Records from a data source:
◇ ◇ ◇ ◇

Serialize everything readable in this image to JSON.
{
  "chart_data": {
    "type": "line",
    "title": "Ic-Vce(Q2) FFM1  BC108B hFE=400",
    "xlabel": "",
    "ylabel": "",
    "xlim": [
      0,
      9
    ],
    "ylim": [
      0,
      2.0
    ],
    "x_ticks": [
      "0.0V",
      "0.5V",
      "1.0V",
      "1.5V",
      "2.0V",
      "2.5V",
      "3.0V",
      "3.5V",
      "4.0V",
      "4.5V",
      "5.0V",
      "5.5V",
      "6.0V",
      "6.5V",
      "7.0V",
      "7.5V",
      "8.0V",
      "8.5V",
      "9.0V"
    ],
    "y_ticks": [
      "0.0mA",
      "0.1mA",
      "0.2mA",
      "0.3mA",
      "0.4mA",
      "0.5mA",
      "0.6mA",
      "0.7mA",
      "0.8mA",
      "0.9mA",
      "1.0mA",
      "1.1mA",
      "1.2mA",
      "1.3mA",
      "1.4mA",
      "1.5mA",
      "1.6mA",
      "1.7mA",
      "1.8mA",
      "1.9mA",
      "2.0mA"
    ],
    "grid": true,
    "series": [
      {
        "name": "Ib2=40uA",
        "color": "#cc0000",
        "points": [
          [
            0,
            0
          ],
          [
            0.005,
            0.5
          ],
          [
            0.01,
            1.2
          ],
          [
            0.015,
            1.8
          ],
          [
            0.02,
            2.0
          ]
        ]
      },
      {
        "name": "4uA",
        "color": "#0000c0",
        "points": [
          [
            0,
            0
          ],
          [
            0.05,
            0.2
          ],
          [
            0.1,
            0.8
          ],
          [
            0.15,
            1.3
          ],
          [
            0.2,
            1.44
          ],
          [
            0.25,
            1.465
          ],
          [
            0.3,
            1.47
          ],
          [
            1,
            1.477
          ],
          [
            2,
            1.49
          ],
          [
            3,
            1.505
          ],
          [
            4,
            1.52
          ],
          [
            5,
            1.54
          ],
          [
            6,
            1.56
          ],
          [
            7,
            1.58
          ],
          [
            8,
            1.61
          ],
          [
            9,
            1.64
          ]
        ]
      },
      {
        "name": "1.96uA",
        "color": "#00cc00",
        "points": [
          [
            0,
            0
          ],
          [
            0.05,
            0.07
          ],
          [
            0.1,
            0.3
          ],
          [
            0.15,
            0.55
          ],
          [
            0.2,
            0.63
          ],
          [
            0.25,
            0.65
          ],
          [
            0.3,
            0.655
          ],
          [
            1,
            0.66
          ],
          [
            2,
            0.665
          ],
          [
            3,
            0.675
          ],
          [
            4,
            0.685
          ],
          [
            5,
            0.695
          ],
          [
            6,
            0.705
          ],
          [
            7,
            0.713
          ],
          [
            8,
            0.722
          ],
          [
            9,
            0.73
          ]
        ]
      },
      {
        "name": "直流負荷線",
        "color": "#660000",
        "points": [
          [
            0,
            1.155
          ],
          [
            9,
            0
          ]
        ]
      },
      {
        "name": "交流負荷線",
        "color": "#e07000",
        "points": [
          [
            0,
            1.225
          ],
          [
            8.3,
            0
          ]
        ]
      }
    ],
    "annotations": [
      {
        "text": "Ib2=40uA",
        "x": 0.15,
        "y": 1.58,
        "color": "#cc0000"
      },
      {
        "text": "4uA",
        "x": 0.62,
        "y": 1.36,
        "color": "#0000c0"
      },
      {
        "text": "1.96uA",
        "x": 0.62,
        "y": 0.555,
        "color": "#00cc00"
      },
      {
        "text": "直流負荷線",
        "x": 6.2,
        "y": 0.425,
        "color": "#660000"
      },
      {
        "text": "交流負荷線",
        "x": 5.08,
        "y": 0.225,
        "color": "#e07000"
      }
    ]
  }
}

◇ ◇ ◇ ◇

## Work to be completed:
Type the material above out again, exactly.

## Task answer:
Serialize everything readable in this image to JSON.
{
  "chart_data": {
    "type": "line",
    "title": "Ic-Vce(Q2) FFM1  BC108B hFE=400",
    "xlabel": "",
    "ylabel": "",
    "xlim": [
      0,
      9
    ],
    "ylim": [
      0,
      2.0
    ],
    "x_ticks": [
      "0.0V",
      "0.5V",
      "1.0V",
      "1.5V",
      "2.0V",
      "2.5V",
      "3.0V",
      "3.5V",
      "4.0V",
      "4.5V",
      "5.0V",
      "5.5V",
      "6.0V",
      "6.5V",
      "7.0V",
      "7.5V",
      "8.0V",
      "8.5V",
      "9.0V"
    ],
    "y_ticks": [
      "0.0mA",
      "0.1mA",
      "0.2mA",
      "0.3mA",
      "0.4mA",
      "0.5mA",
      "0.6mA",
      "0.7mA",
      "0.8mA",
      "0.9mA",
      "1.0mA",
      "1.1mA",
      "1.2mA",
      "1.3mA",
      "1.4mA",
      "1.5mA",
      "1.6mA",
      "1.7mA",
      "1.8mA",
      "1.9mA",
      "2.0mA"
    ],
    "grid": true,
    "series": [
      {
        "name": "Ib2=40uA",
        "color": "#cc0000",
        "points": [
          [
            0,
            0
          ],
          [
            0.005,
            0.5
          ],
          [
            0.01,
            1.2
          ],
          [
            0.015,
            1.8
          ],
          [
            0.02,
            2.0
          ]
        ]
      },
      {
        "name": "4uA",
        "color": "#0000c0",
        "points": [
          [
            0,
            0
          ],
          [
            0.05,
            0.2
          ],
          [
            0.1,
            0.8
          ],
          [
            0.15,
            1.3
          ],
          [
            0.2,
            1.44
          ],
          [
            0.25,
            1.465
          ],
          [
            0.3,
            1.47
          ],
          [
            1,
            1.477
          ],
          [
            2,
            1.49
          ],
          [
            3,
            1.505
          ],
          [
            4,
            1.52
          ],
          [
            5,
            1.54
          ],
          [
            6,
            1.56
          ],
          [
            7,
            1.58
          ],
          [
            8,
            1.61
          ],
          [
            9,
            1.64
          ]
        ]
      },
      {
        "name": "1.96uA",
        "color": "#00cc00",
        "points": [
          [
            0,
            0
          ],
          [
            0.05,
            0.07
          ],
          [
            0.1,
            0.3
          ],
          [
            0.15,
            0.55
          ],
          [
            0.2,
            0.63
          ],
          [
            0.25,
            0.65
          ],
          [
            0.3,
            0.655
          ],
          [
            1,
            0.66
          ],
          [
            2,
            0.665
          ],
          [
            3,
            0.675
          ],
          [
            4,
            0.685
          ],
          [
            5,
            0.695
          ],
          [
            6,
            0.705
          ],
          [
            7,
            0.713
          ],
          [
            8,
            0.722
          ],
          [
            9,
            0.73
          ]
        ]
      },
      {
        "name": "直流負荷線",
        "color": "#660000",
        "points": [
          [
            0,
            1.155
          ],
          [
            9,
            0
          ]
        ]
      },
      {
        "name": "交流負荷線",
        "color": "#e07000",
        "points": [
          [
            0,
            1.225
          ],
          [
            8.3,
            0
          ]
        ]
      }
    ],
    "annotations": [
      {
        "text": "Ib2=40uA",
        "x": 0.15,
        "y": 1.58,
        "color": "#cc0000"
      },
      {
        "text": "4uA",
        "x": 0.62,
        "y": 1.36,
        "color": "#0000c0"
      },
      {
        "text": "1.96uA",
        "x": 0.62,
        "y": 0.555,
        "color": "#00cc00"
      },
      {
        "text": "直流負荷線",
        "x": 6.2,
        "y": 0.425,
        "color": "#660000"
      },
      {
        "text": "交流負荷線",
        "x": 5.08,
        "y": 0.225,
        "color": "#e07000"
      }
    ]
  }
}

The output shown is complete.